Copy every line of the entries that includes the word "name".

--- EXTRACTED DATA ---
=-=-=-=-=
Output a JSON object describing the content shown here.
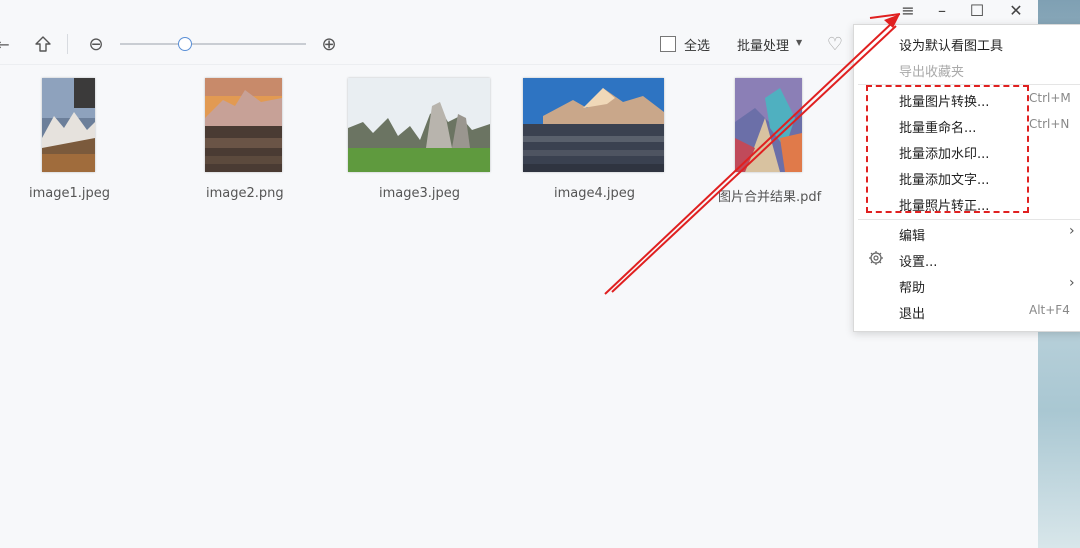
{
  "window": {
    "menu_icon": "≡",
    "minimize_icon": "–",
    "maximize_icon": "☐",
    "close_icon": "✕"
  },
  "toolbar": {
    "back_icon": "←",
    "up_icon": "up-arrow-icon",
    "zoom_out_icon": "⊖",
    "zoom_in_icon": "⊕",
    "zoom_level": 0.35,
    "select_all_label": "全选",
    "batch_label": "批量处理",
    "favorite_icon": "♡"
  },
  "files": [
    {
      "name": "image1.jpeg"
    },
    {
      "name": "image2.png"
    },
    {
      "name": "image3.jpeg"
    },
    {
      "name": "image4.jpeg"
    },
    {
      "name": "图片合并结果.pdf"
    }
  ],
  "menu": {
    "items": [
      {
        "label": "设为默认看图工具",
        "shortcut": "",
        "disabled": false
      },
      {
        "label": "导出收藏夹",
        "shortcut": "",
        "disabled": true
      },
      {
        "label": "批量图片转换...",
        "shortcut": "Ctrl+M",
        "disabled": false
      },
      {
        "label": "批量重命名...",
        "shortcut": "Ctrl+N",
        "disabled": false
      },
      {
        "label": "批量添加水印...",
        "shortcut": "",
        "disabled": false
      },
      {
        "label": "批量添加文字...",
        "shortcut": "",
        "disabled": false
      },
      {
        "label": "批量照片转正...",
        "shortcut": "",
        "disabled": false
      },
      {
        "label": "编辑",
        "shortcut": "",
        "submenu": true
      },
      {
        "label": "设置...",
        "shortcut": "",
        "icon": "gear-icon"
      },
      {
        "label": "帮助",
        "shortcut": "",
        "submenu": true
      },
      {
        "label": "退出",
        "shortcut": "Alt+F4"
      }
    ]
  },
  "colors": {
    "annotation": "#e02020",
    "accent": "#5a8fd6"
  }
}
=-=-=-=-=
--- TASK RESPONSE ---
      "name": "image1.jpeg"
      "name": "image2.png"
      "name": "image3.jpeg"
      "name": "image4.jpeg"
      "name": "图片合并结果.pdf"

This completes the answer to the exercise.